--- Start TASK DATA ---
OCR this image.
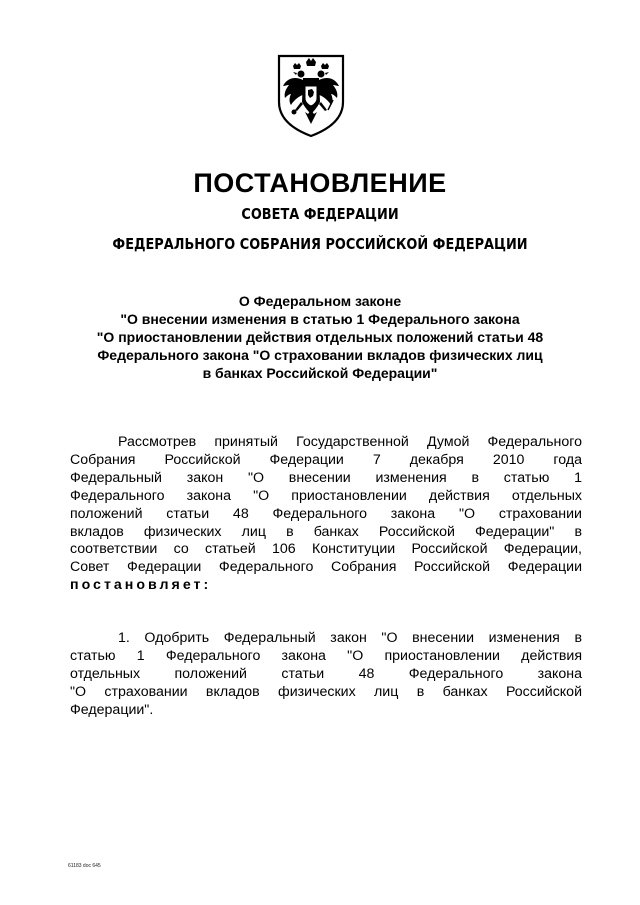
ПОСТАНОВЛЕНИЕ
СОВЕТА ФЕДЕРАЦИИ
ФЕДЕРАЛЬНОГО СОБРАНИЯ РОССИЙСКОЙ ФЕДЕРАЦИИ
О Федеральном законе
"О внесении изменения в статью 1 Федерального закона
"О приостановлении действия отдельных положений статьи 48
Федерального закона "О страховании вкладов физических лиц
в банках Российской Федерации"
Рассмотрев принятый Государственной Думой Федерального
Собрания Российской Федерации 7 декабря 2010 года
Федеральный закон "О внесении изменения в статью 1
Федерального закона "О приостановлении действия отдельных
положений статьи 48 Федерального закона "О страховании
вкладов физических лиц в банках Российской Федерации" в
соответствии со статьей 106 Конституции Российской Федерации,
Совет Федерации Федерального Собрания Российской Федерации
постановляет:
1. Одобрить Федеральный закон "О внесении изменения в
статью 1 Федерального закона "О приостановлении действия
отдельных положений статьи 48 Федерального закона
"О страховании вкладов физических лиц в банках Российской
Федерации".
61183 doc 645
--- End TASK DATA ---
> _THE PROBLEM_: Copy each line from the records above that includes the string "положений".

> _THE REPLY_:
"О приостановлении действия отдельных положений статьи 48
положений статьи 48 Федерального закона "О страховании
отдельных положений статьи 48 Федерального закона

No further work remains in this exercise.